OBJECTIVE:
Omit every picture while repeating the entries exactly.

DATA SECTION:
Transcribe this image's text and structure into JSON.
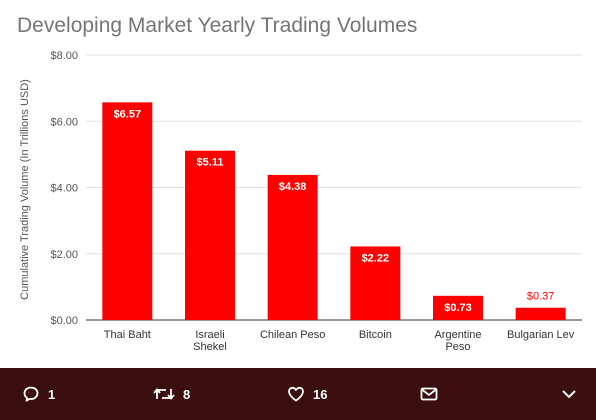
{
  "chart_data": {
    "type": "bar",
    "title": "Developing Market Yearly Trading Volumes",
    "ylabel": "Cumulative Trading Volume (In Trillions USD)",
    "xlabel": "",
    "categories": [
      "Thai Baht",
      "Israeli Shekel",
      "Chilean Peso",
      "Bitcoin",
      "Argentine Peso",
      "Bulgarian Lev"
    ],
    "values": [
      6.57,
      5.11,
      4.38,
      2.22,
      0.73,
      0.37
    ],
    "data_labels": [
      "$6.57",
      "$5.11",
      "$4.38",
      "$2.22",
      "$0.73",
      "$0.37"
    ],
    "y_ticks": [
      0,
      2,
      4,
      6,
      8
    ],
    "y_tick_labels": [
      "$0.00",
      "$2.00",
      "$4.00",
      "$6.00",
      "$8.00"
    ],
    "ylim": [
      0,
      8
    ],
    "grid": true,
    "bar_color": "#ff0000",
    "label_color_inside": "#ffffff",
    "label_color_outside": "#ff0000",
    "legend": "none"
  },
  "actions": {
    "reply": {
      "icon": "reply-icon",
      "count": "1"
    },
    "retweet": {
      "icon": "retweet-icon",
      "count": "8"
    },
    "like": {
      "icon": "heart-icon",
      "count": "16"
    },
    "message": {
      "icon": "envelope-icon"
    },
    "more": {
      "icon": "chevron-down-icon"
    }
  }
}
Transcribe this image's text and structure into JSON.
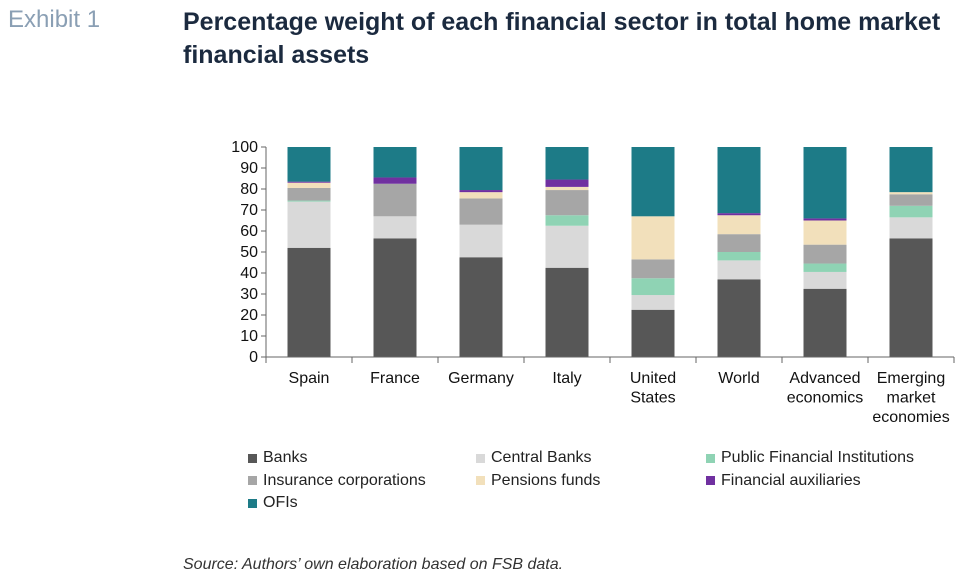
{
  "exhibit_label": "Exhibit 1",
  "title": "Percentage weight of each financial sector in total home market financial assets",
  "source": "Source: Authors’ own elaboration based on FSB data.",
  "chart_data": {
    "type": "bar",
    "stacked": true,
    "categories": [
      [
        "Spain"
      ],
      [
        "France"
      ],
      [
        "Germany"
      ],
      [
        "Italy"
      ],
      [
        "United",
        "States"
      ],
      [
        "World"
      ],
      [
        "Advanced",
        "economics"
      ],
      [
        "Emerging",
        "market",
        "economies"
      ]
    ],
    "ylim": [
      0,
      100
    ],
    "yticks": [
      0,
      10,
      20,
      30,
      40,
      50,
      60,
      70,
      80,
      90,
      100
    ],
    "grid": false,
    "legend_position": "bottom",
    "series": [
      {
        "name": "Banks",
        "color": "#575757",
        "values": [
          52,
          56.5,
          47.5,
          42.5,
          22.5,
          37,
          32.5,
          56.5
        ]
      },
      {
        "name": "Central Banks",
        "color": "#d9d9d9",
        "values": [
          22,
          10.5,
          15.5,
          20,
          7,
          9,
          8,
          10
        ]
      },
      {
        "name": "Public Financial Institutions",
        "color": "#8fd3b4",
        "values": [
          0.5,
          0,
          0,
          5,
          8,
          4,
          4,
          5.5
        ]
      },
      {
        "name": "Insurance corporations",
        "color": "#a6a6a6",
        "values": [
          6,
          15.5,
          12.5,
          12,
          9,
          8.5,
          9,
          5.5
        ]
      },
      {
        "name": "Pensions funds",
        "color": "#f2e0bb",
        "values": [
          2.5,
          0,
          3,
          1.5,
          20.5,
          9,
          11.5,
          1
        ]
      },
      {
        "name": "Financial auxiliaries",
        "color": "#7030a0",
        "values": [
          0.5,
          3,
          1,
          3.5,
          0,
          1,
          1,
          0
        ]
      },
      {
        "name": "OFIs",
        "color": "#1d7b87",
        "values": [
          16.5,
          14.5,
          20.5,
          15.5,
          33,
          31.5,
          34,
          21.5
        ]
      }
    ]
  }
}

SOLUTION TO THE PROBLEM:
Transcribe this image's text and structure into JSON.
{
  "chart_data": {
    "type": "bar",
    "title": "Developing Market Yearly Trading Volumes",
    "ylabel": "Cumulative Trading Volume (In Trillions USD)",
    "xlabel": "",
    "categories": [
      "Thai Baht",
      "Israeli Shekel",
      "Chilean Peso",
      "Bitcoin",
      "Argentine Peso",
      "Bulgarian Lev"
    ],
    "values": [
      6.57,
      5.11,
      4.38,
      2.22,
      0.73,
      0.37
    ],
    "data_labels": [
      "$6.57",
      "$5.11",
      "$4.38",
      "$2.22",
      "$0.73",
      "$0.37"
    ],
    "y_ticks": [
      0,
      2,
      4,
      6,
      8
    ],
    "y_tick_labels": [
      "$0.00",
      "$2.00",
      "$4.00",
      "$6.00",
      "$8.00"
    ],
    "ylim": [
      0,
      8
    ],
    "grid": true,
    "bar_color": "#ff0000",
    "label_color_inside": "#ffffff",
    "label_color_outside": "#ff0000",
    "legend": "none"
  },
  "actions": {
    "reply": {
      "icon": "reply-icon",
      "count": "1"
    },
    "retweet": {
      "icon": "retweet-icon",
      "count": "8"
    },
    "like": {
      "icon": "heart-icon",
      "count": "16"
    },
    "message": {
      "icon": "envelope-icon"
    },
    "more": {
      "icon": "chevron-down-icon"
    }
  }
}
Transcribe this image's text and structure into JSON.
{
  "exhibit_label": "Exhibit 1",
  "title": "Percentage weight of each financial sector in total home market financial assets",
  "source": "Source: Authors’ own elaboration based on FSB data.",
  "chart_data": {
    "type": "bar",
    "stacked": true,
    "categories": [
      [
        "Spain"
      ],
      [
        "France"
      ],
      [
        "Germany"
      ],
      [
        "Italy"
      ],
      [
        "United",
        "States"
      ],
      [
        "World"
      ],
      [
        "Advanced",
        "economics"
      ],
      [
        "Emerging",
        "market",
        "economies"
      ]
    ],
    "ylim": [
      0,
      100
    ],
    "yticks": [
      0,
      10,
      20,
      30,
      40,
      50,
      60,
      70,
      80,
      90,
      100
    ],
    "grid": false,
    "legend_position": "bottom",
    "series": [
      {
        "name": "Banks",
        "color": "#575757",
        "values": [
          52,
          56.5,
          47.5,
          42.5,
          22.5,
          37,
          32.5,
          56.5
        ]
      },
      {
        "name": "Central Banks",
        "color": "#d9d9d9",
        "values": [
          22,
          10.5,
          15.5,
          20,
          7,
          9,
          8,
          10
        ]
      },
      {
        "name": "Public Financial Institutions",
        "color": "#8fd3b4",
        "values": [
          0.5,
          0,
          0,
          5,
          8,
          4,
          4,
          5.5
        ]
      },
      {
        "name": "Insurance corporations",
        "color": "#a6a6a6",
        "values": [
          6,
          15.5,
          12.5,
          12,
          9,
          8.5,
          9,
          5.5
        ]
      },
      {
        "name": "Pensions funds",
        "color": "#f2e0bb",
        "values": [
          2.5,
          0,
          3,
          1.5,
          20.5,
          9,
          11.5,
          1
        ]
      },
      {
        "name": "Financial auxiliaries",
        "color": "#7030a0",
        "values": [
          0.5,
          3,
          1,
          3.5,
          0,
          1,
          1,
          0
        ]
      },
      {
        "name": "OFIs",
        "color": "#1d7b87",
        "values": [
          16.5,
          14.5,
          20.5,
          15.5,
          33,
          31.5,
          34,
          21.5
        ]
      }
    ]
  }
}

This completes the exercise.